• _Dataset items_:
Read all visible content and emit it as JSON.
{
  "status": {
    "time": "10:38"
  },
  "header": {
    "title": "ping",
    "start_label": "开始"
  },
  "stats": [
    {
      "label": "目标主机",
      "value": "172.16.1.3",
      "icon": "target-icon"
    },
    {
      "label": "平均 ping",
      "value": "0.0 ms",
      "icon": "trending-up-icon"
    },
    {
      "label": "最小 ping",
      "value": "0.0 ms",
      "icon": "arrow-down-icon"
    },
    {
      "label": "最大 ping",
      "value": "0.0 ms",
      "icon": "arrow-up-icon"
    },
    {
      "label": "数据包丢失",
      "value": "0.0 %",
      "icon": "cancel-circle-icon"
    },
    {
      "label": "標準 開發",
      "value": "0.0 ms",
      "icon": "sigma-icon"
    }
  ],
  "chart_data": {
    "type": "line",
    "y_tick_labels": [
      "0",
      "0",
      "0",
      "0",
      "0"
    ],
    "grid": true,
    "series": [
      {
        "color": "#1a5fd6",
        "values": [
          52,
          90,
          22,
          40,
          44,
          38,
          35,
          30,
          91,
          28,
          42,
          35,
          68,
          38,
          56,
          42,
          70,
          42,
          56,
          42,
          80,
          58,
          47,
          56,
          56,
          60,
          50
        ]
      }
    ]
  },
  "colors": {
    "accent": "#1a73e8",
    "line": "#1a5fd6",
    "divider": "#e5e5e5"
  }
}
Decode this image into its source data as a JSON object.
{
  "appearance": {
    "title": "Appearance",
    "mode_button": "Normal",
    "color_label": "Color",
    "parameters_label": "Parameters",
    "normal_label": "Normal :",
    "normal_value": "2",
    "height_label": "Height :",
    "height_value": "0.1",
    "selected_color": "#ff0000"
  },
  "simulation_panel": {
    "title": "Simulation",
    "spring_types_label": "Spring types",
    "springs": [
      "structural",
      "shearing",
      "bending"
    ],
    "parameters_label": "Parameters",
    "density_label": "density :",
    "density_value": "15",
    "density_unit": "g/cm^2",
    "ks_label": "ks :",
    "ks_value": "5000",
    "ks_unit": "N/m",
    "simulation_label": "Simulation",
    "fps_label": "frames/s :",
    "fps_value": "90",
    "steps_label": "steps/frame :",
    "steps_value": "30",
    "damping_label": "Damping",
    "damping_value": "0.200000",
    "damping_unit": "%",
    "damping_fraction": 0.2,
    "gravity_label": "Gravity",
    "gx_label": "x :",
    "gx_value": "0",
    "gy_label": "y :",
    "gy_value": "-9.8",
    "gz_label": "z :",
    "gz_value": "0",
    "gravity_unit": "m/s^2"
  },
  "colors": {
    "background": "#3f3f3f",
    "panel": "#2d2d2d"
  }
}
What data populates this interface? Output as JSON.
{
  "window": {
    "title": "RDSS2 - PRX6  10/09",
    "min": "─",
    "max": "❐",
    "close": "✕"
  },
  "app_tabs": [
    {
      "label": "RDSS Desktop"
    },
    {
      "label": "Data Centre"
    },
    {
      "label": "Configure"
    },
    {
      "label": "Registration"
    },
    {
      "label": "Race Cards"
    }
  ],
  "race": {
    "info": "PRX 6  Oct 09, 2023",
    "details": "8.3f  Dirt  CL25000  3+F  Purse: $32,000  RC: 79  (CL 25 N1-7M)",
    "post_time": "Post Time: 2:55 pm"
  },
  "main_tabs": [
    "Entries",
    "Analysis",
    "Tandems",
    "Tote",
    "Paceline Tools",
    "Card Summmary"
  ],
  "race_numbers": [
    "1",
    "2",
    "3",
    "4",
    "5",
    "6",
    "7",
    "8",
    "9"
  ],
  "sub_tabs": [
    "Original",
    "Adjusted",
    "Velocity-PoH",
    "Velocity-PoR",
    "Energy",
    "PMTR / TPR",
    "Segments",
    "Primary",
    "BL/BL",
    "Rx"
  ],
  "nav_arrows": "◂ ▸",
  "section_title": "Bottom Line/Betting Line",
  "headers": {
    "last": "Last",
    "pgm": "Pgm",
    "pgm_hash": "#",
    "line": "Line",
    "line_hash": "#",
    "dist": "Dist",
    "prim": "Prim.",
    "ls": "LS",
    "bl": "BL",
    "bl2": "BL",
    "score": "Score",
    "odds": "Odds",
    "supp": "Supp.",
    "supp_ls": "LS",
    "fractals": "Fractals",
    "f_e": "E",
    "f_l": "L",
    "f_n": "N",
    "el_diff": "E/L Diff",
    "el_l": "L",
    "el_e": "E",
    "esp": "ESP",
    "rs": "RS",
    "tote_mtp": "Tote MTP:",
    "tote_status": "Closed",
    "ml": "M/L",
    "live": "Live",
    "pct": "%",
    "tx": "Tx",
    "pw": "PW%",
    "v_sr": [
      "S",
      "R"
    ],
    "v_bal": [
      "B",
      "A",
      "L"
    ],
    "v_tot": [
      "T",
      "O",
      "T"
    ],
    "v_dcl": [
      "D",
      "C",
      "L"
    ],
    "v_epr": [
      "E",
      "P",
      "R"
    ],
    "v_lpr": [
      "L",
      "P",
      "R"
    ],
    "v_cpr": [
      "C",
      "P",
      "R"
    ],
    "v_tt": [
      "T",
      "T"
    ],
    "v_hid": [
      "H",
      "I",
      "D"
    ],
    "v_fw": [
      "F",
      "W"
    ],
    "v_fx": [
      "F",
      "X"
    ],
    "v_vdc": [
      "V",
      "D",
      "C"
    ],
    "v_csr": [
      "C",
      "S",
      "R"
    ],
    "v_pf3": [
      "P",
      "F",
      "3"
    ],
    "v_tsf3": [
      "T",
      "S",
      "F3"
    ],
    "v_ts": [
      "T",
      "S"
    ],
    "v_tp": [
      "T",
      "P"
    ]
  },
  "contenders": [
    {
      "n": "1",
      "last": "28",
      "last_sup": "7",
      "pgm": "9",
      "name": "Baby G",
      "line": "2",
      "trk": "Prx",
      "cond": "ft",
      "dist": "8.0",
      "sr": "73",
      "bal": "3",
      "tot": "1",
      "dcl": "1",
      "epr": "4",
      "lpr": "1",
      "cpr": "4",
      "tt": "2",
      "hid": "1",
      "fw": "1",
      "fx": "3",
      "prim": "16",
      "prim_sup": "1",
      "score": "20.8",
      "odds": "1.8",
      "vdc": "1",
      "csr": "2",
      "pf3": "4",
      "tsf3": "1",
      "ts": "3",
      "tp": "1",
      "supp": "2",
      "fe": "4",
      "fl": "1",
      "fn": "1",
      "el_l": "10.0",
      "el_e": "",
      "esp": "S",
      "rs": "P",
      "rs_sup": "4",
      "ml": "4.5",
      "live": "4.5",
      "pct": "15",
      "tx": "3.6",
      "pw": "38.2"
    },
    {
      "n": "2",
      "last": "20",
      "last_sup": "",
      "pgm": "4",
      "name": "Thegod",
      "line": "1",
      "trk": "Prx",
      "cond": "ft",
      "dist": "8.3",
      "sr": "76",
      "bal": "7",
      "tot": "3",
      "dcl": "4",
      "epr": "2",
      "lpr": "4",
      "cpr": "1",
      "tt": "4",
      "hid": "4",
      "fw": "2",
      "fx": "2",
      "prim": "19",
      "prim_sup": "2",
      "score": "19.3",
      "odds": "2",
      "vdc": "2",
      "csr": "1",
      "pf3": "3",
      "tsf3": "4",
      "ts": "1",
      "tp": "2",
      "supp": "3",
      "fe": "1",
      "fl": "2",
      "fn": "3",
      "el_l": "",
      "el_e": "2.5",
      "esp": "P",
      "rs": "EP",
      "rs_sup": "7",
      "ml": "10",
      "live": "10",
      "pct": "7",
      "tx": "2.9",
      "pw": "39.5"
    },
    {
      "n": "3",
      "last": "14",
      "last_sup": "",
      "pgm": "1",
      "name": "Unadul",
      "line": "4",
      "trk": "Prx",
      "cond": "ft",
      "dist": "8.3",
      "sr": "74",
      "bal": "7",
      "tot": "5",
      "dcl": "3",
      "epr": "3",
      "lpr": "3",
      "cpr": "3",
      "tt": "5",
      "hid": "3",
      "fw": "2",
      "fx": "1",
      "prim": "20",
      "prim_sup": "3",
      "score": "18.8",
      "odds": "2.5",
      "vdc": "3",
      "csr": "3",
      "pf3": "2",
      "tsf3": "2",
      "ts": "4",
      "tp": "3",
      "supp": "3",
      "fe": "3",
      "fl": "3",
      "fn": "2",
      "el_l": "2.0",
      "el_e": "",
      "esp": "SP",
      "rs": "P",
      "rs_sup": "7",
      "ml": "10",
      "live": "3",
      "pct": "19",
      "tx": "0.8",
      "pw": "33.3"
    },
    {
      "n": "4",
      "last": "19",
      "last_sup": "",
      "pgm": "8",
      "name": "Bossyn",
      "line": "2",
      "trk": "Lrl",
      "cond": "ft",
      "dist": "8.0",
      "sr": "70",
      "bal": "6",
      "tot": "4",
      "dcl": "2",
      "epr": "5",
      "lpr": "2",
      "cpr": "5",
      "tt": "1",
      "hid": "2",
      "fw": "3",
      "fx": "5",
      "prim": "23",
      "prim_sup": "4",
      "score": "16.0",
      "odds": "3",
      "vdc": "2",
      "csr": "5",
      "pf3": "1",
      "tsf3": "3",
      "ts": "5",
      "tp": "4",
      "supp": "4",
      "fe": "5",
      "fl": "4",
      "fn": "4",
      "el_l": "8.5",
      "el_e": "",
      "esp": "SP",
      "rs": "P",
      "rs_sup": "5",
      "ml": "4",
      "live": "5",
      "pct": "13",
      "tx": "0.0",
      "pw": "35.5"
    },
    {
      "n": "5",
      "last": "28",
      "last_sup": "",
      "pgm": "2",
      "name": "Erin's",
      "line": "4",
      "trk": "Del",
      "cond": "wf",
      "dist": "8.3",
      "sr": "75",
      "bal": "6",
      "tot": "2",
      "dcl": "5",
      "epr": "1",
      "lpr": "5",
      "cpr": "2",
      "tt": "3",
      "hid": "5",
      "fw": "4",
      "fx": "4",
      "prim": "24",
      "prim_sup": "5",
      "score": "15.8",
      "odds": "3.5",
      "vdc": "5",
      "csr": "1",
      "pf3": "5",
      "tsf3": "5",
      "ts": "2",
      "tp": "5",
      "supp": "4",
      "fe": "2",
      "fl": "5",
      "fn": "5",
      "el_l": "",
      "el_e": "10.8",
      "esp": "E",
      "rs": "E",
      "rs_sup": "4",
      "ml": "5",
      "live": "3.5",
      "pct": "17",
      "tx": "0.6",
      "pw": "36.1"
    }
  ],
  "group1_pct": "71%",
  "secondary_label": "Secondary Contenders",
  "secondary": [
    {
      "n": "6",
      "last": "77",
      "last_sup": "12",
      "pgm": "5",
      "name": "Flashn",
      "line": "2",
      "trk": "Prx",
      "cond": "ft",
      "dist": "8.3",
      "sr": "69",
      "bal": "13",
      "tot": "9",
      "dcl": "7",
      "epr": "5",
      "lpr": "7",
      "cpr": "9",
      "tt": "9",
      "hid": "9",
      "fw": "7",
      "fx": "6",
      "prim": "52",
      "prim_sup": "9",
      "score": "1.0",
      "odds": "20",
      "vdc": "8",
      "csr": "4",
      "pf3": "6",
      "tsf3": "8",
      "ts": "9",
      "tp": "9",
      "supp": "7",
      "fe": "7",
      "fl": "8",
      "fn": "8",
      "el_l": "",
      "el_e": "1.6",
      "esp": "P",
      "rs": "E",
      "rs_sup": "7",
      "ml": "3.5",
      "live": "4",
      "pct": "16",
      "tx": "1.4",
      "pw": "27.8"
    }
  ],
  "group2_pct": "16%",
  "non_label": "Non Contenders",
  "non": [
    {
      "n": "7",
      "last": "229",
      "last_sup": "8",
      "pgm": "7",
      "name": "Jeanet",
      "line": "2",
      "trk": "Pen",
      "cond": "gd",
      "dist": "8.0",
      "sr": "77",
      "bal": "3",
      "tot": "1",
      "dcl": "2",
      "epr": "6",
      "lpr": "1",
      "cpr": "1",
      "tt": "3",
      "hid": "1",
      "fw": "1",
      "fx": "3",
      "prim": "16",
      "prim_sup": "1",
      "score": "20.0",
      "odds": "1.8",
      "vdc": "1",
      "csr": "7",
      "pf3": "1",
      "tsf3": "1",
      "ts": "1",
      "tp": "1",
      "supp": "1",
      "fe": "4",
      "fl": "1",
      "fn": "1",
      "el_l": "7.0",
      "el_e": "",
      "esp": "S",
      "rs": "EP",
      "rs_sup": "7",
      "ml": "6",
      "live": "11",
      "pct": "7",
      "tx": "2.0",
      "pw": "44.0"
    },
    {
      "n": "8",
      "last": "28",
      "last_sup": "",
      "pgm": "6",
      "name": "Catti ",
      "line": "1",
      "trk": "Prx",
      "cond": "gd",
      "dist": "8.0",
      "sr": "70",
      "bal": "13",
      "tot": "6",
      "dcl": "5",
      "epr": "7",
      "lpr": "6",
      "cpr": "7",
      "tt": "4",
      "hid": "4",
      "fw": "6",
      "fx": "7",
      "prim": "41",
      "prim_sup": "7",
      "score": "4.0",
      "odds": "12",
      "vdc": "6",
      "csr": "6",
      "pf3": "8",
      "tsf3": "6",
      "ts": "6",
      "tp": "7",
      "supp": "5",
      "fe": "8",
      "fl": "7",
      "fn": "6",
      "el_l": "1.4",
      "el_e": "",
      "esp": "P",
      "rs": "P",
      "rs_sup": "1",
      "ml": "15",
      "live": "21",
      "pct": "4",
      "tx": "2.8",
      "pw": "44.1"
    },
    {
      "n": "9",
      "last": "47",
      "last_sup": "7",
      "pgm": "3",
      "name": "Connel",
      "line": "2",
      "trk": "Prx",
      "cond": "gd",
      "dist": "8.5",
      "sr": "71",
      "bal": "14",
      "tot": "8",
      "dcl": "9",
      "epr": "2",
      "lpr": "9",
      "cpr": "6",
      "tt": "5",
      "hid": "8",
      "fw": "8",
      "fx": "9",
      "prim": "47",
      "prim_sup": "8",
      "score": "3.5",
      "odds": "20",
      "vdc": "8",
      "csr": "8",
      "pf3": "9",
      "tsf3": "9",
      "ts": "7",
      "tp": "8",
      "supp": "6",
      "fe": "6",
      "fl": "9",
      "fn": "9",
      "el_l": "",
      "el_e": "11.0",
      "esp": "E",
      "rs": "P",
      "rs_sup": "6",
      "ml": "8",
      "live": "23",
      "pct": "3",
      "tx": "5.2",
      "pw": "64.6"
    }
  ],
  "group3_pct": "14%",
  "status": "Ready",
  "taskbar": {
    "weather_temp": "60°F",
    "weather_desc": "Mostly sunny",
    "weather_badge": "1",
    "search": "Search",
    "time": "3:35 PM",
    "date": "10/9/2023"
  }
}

• _Exercise description_: Gather up every line in the data above that contains the word "score", copying each one.

• _Exercise answer_:
    "score": "Score",
      "score": "20.8",
      "score": "19.3",
      "score": "18.8",
      "score": "16.0",
      "score": "15.8",
      "score": "1.0",
      "score": "20.0",
      "score": "4.0",
      "score": "3.5",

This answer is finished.